## Data shown
<<<<

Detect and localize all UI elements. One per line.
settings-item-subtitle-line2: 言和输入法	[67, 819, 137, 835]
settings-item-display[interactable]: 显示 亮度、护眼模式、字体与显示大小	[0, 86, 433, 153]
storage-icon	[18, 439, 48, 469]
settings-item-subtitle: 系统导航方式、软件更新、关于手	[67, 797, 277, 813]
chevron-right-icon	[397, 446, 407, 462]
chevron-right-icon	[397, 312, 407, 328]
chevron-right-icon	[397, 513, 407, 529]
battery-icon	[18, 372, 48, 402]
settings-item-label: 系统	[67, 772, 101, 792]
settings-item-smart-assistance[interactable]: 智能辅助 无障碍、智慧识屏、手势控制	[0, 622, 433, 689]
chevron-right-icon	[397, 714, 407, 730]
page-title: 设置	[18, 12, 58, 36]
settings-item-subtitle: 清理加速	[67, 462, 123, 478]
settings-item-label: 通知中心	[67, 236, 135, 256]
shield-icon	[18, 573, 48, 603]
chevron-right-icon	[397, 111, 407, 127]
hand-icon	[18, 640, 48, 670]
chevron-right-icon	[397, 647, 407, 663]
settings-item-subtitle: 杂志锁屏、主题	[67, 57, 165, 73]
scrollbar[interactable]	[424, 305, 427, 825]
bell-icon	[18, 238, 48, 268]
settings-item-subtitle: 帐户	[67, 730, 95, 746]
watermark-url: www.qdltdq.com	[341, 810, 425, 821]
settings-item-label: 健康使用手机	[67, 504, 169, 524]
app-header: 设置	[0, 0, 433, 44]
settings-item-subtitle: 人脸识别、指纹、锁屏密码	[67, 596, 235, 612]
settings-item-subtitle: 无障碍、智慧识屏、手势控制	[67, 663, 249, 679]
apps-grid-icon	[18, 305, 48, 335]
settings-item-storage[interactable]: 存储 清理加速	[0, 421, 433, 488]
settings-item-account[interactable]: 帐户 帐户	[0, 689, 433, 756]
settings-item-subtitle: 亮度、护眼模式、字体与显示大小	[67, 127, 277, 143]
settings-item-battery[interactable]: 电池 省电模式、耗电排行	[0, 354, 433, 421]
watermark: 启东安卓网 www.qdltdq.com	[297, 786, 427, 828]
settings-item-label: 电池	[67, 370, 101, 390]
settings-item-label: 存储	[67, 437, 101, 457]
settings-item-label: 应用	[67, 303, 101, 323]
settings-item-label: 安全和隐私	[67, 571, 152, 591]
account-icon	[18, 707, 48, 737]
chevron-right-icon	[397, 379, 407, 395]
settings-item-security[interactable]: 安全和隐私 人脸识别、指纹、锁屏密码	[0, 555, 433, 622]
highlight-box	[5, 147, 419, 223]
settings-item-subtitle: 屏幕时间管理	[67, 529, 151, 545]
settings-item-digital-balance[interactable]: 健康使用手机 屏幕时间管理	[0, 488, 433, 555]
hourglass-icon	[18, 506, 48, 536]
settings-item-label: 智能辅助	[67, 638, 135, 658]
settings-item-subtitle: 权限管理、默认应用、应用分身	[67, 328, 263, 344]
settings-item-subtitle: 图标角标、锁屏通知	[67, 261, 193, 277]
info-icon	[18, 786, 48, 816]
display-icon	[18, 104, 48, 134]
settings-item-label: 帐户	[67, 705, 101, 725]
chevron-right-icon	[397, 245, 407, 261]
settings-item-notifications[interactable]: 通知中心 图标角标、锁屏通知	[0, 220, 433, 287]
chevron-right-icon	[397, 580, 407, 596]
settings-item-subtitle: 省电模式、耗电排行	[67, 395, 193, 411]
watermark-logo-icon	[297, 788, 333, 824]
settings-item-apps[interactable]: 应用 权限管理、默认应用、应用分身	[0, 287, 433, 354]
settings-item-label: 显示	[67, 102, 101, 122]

>>>>

Recast all the lines above as a Markdown table with a "Row" column for the row number and an "Entry" column for the line, leaving out any blank lines.

## Expected answer
| Row | Entry |
|---|---|
| 1 | Detect and localize all UI elements. One per line. |
| 2 | settings-item-subtitle-line2: 言和输入法	[67, 819, 137, 835] |
| 3 | settings-item-display[interactable]: 显示 亮度、护眼模式、字体与显示大小	[0, 86, 433, 153] |
| 4 | storage-icon	[18, 439, 48, 469] |
| 5 | settings-item-subtitle: 系统导航方式、软件更新、关于手	[67, 797, 277, 813] |
| 6 | chevron-right-icon	[397, 446, 407, 462] |
| 7 | chevron-right-icon	[397, 312, 407, 328] |
| 8 | chevron-right-icon	[397, 513, 407, 529] |
| 9 | battery-icon	[18, 372, 48, 402] |
| 10 | settings-item-label: 系统	[67, 772, 101, 792] |
| 11 | settings-item-smart-assistance[interactable]: 智能辅助 无障碍、智慧识屏、手势控制	[0, 622, 433, 689] |
| 12 | chevron-right-icon	[397, 714, 407, 730] |
| 13 | page-title: 设置	[18, 12, 58, 36] |
| 14 | settings-item-subtitle: 清理加速	[67, 462, 123, 478] |
| 15 | settings-item-label: 通知中心	[67, 236, 135, 256] |
| 16 | shield-icon	[18, 573, 48, 603] |
| 17 | chevron-right-icon	[397, 111, 407, 127] |
| 18 | hand-icon	[18, 640, 48, 670] |
| 19 | chevron-right-icon	[397, 647, 407, 663] |
| 20 | settings-item-subtitle: 杂志锁屏、主题	[67, 57, 165, 73] |
| 21 | scrollbar[interactable]	[424, 305, 427, 825] |
| 22 | bell-icon	[18, 238, 48, 268] |
| 23 | settings-item-subtitle: 帐户	[67, 730, 95, 746] |
| 24 | watermark-url: www.qdltdq.com	[341, 810, 425, 821] |
| 25 | settings-item-label: 健康使用手机	[67, 504, 169, 524] |
| 26 | app-header: 设置	[0, 0, 433, 44] |
| 27 | settings-item-subtitle: 人脸识别、指纹、锁屏密码	[67, 596, 235, 612] |
| 28 | settings-item-subtitle: 无障碍、智慧识屏、手势控制	[67, 663, 249, 679] |
| 29 | apps-grid-icon	[18, 305, 48, 335] |
| 30 | settings-item-storage[interactable]: 存储 清理加速	[0, 421, 433, 488] |
| 31 | settings-item-account[interactable]: 帐户 帐户	[0, 689, 433, 756] |
| 32 | settings-item-subtitle: 亮度、护眼模式、字体与显示大小	[67, 127, 277, 143] |
| 33 | settings-item-battery[interactable]: 电池 省电模式、耗电排行	[0, 354, 433, 421] |
| 34 | watermark: 启东安卓网 www.qdltdq.com	[297, 786, 427, 828] |
| 35 | settings-item-label: 电池	[67, 370, 101, 390] |
| 36 | settings-item-label: 存储	[67, 437, 101, 457] |
| 37 | settings-item-label: 应用	[67, 303, 101, 323] |
| 38 | settings-item-label: 安全和隐私	[67, 571, 152, 591] |
| 39 | account-icon	[18, 707, 48, 737] |
| 40 | chevron-right-icon	[397, 379, 407, 395] |
| 41 | settings-item-security[interactable]: 安全和隐私 人脸识别、指纹、锁屏密码	[0, 555, 433, 622] |
| 42 | highlight-box	[5, 147, 419, 223] |
| 43 | settings-item-subtitle: 屏幕时间管理	[67, 529, 151, 545] |
| 44 | settings-item-digital-balance[interactable]: 健康使用手机 屏幕时间管理	[0, 488, 433, 555] |
| 45 | hourglass-icon	[18, 506, 48, 536] |
| 46 | settings-item-label: 智能辅助	[67, 638, 135, 658] |
| 47 | settings-item-subtitle: 权限管理、默认应用、应用分身	[67, 328, 263, 344] |
| 48 | settings-item-subtitle: 图标角标、锁屏通知	[67, 261, 193, 277] |
| 49 | info-icon	[18, 786, 48, 816] |
| 50 | display-icon	[18, 104, 48, 134] |
| 51 | settings-item-label: 帐户	[67, 705, 101, 725] |
| 52 | chevron-right-icon	[397, 245, 407, 261] |
| 53 | settings-item-notifications[interactable]: 通知中心 图标角标、锁屏通知	[0, 220, 433, 287] |
| 54 | chevron-right-icon	[397, 580, 407, 596] |
| 55 | settings-item-subtitle: 省电模式、耗电排行	[67, 395, 193, 411] |
| 56 | watermark-logo-icon	[297, 788, 333, 824] |
| 57 | settings-item-apps[interactable]: 应用 权限管理、默认应用、应用分身	[0, 287, 433, 354] |
| 58 | settings-item-label: 显示	[67, 102, 101, 122] |